BEGIN Material for the task

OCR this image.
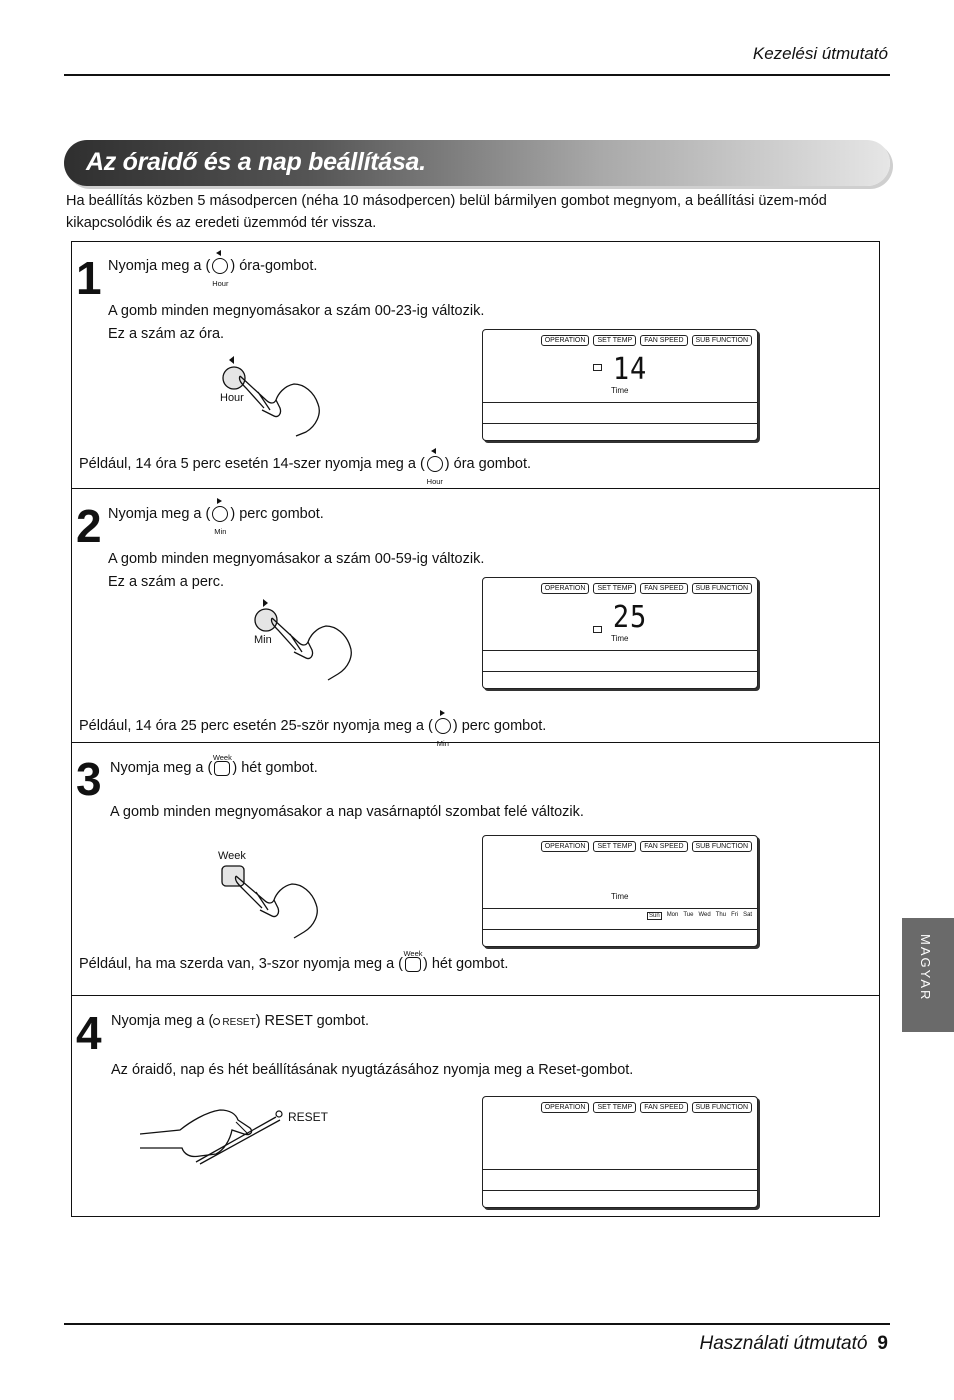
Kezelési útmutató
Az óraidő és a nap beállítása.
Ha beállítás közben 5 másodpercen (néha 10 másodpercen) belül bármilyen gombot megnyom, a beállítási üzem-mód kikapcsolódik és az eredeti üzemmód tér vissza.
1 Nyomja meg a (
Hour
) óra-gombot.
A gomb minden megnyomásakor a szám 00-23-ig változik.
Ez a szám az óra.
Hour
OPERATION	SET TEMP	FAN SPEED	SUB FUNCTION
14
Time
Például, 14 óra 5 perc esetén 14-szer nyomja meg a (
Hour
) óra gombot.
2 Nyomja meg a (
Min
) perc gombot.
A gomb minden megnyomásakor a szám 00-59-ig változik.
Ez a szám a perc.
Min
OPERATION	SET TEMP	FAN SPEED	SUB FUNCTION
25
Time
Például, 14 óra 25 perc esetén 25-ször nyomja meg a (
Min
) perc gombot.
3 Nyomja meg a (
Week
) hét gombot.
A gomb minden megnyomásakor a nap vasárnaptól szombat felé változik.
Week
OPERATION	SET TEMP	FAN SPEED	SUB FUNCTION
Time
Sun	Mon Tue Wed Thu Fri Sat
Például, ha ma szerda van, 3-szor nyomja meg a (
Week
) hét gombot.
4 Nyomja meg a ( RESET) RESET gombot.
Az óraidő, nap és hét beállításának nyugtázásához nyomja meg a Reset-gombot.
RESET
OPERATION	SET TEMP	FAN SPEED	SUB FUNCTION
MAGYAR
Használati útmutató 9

END Material for the task
BEGIN Material for the task

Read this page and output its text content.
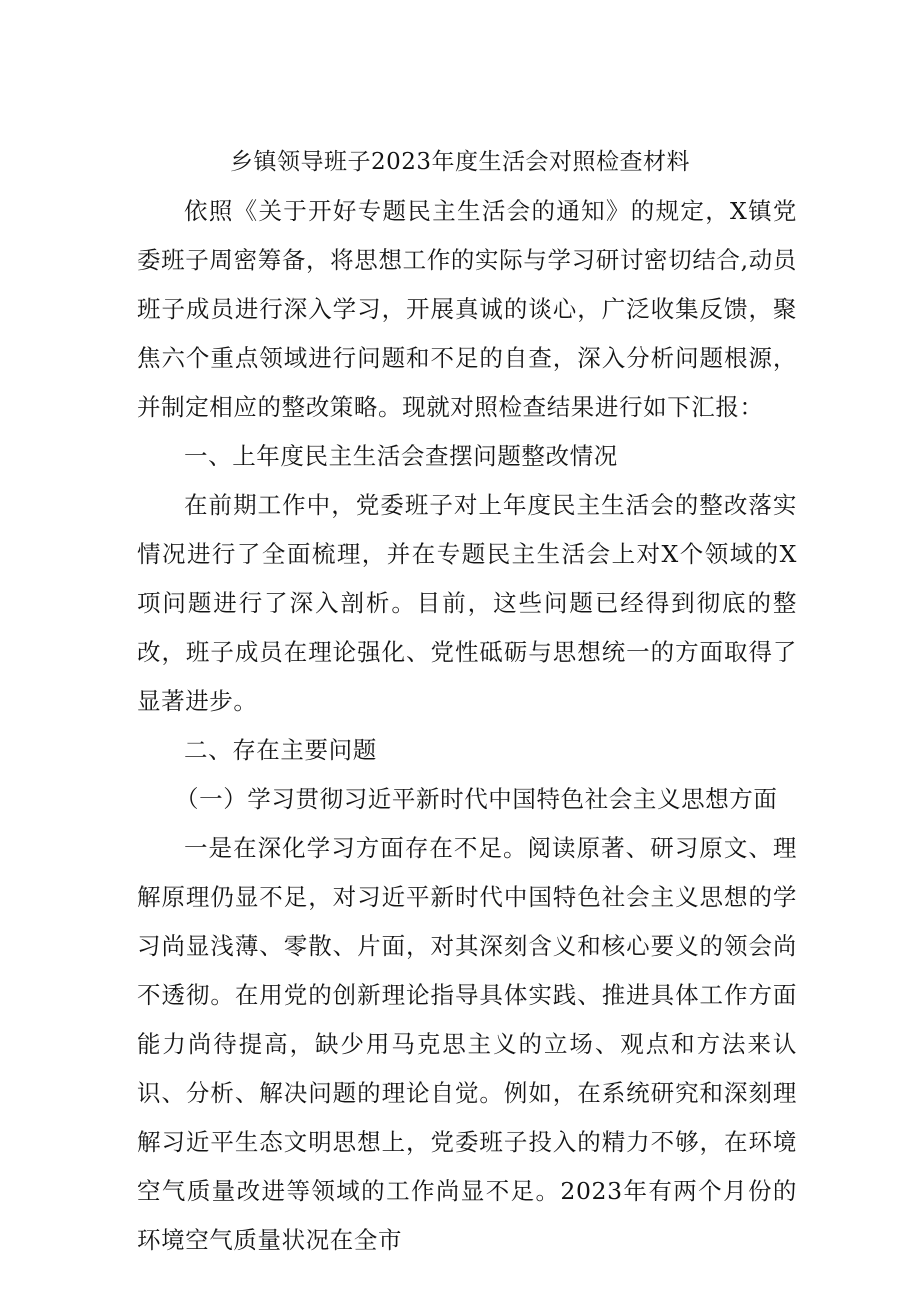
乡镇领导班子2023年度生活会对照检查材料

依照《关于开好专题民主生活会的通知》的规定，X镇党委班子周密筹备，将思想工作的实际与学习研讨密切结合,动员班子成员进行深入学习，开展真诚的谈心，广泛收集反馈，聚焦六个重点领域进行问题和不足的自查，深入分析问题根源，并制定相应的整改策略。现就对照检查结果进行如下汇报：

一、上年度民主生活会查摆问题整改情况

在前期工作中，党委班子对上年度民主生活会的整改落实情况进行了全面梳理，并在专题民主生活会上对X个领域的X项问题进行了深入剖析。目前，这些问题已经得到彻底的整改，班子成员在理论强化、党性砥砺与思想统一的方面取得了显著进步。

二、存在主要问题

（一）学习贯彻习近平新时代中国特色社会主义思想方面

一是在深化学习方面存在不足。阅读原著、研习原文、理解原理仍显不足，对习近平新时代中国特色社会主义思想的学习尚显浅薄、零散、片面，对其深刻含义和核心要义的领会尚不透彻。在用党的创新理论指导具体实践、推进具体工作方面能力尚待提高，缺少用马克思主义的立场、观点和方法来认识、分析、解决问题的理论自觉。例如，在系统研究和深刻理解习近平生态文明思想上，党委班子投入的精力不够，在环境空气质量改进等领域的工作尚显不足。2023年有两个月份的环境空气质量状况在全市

END Material for the task

### Set task
Show all lines from the records above where the word "minden" occurs.

### Solution
A gomb minden megnyomásakor a szám 00-23-ig változik.
A gomb minden megnyomásakor a szám 00-59-ig változik.
A gomb minden megnyomásakor a nap vasárnaptól szombat felé változik.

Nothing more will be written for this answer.